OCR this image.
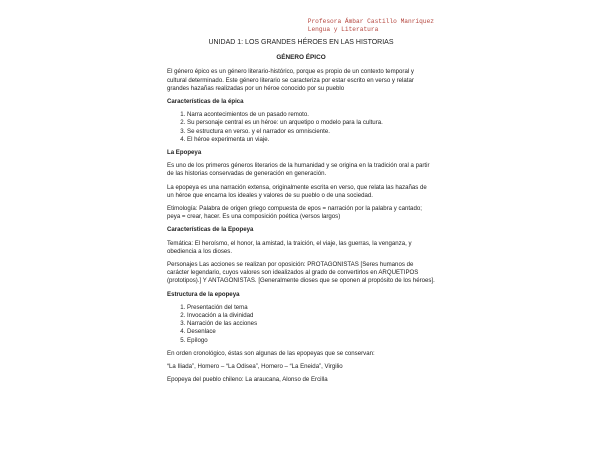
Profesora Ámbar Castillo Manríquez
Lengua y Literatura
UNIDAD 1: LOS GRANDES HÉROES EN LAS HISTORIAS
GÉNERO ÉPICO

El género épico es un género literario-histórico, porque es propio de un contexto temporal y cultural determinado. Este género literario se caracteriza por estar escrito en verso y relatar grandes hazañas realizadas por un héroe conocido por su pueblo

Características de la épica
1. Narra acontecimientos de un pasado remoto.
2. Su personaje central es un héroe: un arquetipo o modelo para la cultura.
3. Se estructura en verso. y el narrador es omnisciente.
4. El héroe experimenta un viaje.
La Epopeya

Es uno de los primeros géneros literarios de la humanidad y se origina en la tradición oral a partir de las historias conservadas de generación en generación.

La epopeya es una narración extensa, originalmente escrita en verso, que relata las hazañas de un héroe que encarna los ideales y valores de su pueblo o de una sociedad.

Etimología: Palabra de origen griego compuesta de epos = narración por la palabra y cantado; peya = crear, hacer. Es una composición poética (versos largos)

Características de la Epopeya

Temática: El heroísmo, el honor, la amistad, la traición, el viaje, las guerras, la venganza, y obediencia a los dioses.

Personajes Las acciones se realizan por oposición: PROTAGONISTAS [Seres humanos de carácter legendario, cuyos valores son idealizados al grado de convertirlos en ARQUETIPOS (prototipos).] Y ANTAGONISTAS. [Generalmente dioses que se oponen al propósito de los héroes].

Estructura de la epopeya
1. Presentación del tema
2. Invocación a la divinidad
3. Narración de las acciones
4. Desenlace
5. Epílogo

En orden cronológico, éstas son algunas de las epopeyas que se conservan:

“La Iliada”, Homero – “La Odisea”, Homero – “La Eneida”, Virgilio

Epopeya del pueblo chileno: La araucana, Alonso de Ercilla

---

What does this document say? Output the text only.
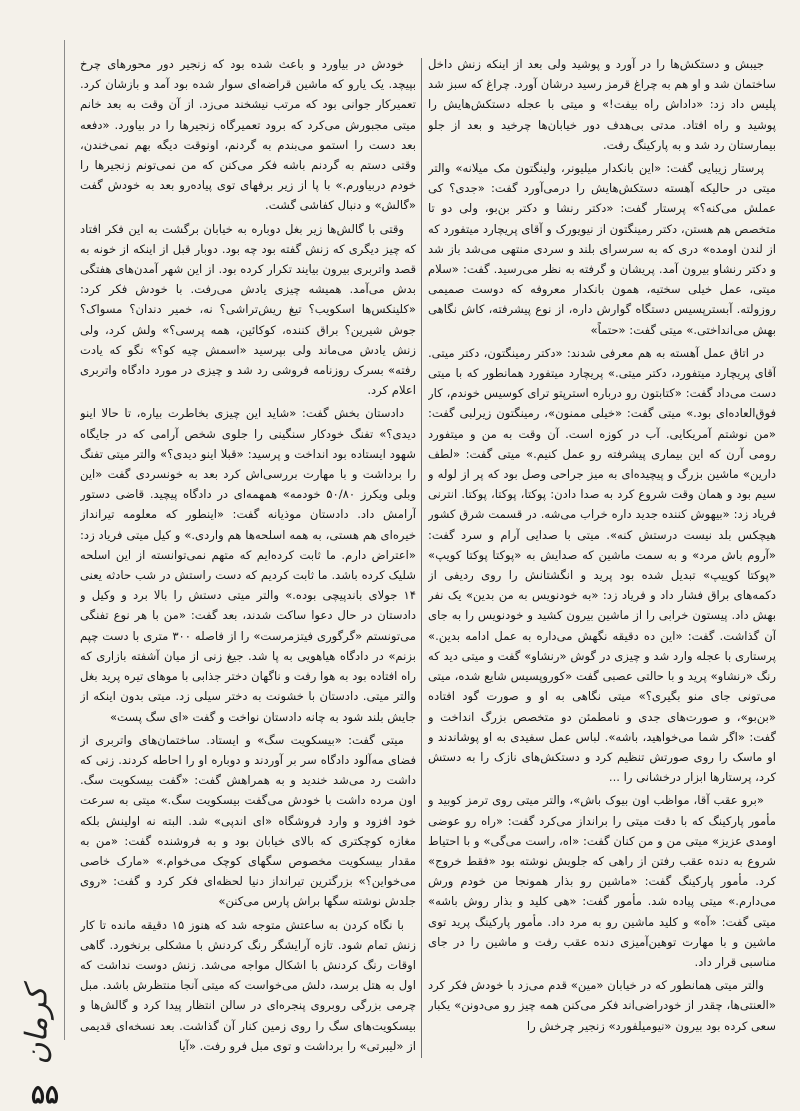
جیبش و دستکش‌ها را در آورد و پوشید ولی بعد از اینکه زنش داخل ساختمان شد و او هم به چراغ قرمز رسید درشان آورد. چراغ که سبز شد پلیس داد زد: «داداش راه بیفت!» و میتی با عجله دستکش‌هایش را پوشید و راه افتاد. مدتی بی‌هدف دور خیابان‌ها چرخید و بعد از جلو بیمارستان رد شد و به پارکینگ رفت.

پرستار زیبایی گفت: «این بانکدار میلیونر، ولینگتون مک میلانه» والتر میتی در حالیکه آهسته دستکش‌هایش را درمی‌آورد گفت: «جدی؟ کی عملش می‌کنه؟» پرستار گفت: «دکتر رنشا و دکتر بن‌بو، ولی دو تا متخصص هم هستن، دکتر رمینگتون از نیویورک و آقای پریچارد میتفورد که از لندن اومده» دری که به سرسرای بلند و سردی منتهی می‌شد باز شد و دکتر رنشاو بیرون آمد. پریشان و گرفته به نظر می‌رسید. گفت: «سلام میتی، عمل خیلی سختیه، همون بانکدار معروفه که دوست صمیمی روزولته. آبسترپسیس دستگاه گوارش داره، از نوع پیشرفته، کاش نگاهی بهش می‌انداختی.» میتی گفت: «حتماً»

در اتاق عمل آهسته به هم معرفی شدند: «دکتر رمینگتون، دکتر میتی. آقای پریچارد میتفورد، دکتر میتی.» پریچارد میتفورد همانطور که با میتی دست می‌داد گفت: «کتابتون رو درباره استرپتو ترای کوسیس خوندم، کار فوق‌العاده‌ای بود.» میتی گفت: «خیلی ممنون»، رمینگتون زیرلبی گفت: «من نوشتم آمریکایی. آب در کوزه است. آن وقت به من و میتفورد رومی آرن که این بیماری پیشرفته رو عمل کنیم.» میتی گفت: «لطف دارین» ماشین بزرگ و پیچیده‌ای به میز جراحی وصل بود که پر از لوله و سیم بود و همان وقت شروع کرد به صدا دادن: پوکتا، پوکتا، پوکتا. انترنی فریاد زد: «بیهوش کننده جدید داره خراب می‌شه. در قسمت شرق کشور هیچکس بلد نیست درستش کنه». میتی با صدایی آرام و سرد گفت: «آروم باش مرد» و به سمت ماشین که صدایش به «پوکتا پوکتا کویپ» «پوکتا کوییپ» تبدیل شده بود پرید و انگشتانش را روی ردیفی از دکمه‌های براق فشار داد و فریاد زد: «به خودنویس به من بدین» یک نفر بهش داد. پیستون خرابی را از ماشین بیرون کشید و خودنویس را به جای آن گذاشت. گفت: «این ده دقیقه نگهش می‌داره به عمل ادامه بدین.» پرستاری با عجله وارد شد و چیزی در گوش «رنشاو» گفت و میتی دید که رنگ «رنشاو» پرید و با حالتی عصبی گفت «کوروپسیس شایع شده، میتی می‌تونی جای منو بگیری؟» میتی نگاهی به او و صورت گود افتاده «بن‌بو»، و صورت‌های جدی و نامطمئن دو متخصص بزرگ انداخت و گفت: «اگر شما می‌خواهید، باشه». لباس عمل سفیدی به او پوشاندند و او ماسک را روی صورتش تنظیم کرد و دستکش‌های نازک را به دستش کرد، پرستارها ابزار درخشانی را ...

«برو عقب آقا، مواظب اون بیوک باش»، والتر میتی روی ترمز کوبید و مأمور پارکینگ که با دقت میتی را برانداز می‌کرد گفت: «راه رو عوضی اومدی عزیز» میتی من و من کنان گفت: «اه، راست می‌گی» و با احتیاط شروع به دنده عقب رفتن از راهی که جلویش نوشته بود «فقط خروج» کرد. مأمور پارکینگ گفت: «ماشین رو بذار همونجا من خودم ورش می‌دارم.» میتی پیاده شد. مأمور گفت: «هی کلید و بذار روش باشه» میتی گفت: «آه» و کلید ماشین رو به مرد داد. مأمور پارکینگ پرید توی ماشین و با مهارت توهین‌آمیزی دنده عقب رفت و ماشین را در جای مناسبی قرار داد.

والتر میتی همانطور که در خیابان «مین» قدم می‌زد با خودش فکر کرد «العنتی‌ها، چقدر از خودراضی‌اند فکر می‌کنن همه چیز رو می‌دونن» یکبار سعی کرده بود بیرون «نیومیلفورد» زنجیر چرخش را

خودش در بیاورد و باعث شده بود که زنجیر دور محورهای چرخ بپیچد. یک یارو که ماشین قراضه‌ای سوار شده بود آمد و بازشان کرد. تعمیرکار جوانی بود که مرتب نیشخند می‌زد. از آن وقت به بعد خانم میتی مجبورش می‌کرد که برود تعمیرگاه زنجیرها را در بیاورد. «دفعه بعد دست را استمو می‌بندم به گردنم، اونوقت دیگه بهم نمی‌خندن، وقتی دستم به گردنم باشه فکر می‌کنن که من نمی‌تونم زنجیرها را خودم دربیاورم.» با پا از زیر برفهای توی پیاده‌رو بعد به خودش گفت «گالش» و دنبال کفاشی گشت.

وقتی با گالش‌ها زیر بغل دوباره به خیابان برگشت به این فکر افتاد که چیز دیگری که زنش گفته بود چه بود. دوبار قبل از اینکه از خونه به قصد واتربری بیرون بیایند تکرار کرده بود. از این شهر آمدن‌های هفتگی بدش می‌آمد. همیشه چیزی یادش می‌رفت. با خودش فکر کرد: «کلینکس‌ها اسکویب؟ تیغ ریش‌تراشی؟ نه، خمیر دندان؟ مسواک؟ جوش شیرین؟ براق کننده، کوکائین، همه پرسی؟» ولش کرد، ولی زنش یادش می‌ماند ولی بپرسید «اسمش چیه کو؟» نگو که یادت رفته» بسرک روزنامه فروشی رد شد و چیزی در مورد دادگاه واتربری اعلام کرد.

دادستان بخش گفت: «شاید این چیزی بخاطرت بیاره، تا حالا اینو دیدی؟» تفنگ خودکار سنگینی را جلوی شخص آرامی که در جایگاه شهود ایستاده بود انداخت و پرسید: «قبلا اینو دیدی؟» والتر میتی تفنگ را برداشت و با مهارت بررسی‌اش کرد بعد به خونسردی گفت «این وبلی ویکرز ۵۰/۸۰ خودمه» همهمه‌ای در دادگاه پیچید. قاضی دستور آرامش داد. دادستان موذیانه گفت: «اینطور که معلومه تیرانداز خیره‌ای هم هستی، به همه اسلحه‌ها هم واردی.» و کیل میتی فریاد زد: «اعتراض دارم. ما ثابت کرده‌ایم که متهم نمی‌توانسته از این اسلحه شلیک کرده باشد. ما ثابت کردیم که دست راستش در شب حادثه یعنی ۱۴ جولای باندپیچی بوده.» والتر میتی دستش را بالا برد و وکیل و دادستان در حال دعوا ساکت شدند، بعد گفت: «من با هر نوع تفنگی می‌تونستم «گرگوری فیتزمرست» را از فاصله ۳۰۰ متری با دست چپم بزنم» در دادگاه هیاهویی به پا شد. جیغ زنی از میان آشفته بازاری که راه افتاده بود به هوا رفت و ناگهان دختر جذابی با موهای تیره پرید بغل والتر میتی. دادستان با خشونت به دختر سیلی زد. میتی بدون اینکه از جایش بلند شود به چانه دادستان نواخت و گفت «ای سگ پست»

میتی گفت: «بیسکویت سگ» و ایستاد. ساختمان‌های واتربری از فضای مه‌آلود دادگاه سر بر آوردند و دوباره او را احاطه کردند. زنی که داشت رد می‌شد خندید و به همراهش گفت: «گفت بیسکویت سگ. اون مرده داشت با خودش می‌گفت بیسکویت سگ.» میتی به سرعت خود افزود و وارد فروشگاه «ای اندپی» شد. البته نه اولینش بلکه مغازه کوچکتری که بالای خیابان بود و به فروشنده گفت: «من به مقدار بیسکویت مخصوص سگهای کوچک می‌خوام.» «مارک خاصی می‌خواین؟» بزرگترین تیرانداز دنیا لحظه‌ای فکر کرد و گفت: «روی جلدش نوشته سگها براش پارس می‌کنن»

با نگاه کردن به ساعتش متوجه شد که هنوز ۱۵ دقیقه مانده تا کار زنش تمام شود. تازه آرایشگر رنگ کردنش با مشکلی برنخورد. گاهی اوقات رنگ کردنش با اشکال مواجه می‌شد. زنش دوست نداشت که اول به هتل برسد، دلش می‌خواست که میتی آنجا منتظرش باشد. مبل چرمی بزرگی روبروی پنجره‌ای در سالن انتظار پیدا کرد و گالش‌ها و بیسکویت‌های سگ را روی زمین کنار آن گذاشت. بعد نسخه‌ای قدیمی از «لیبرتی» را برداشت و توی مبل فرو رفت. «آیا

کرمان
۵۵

==

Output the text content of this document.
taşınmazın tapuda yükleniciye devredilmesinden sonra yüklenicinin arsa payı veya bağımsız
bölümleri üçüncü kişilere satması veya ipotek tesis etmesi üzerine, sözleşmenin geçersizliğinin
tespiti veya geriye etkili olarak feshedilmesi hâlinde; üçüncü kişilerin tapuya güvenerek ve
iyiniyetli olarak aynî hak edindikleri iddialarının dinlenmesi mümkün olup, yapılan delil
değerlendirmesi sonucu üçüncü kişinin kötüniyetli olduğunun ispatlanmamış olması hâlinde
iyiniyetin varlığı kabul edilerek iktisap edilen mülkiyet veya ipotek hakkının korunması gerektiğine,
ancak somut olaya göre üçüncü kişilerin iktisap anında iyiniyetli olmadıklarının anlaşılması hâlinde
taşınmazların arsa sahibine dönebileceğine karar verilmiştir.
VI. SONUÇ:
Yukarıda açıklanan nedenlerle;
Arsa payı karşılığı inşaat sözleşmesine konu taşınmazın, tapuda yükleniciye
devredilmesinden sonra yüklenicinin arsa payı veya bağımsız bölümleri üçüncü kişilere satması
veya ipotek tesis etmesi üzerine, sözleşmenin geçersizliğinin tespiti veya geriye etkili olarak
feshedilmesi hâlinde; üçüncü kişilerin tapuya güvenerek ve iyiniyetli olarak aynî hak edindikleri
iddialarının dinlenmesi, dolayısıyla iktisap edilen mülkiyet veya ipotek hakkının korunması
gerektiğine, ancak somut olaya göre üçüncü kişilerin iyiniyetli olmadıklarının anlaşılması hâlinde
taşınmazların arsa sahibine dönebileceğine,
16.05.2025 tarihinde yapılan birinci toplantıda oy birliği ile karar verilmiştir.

- [Problem to work on]
Pull every line containing "bölümleri" out of the records.

- [Task result]
bölümleri üçüncü kişilere satması veya ipotek tesis etmesi üzerine, sözleşmenin geçersizliğinin
devredilmesinden sonra yüklenicinin arsa payı veya bağımsız bölümleri üçüncü kişilere satması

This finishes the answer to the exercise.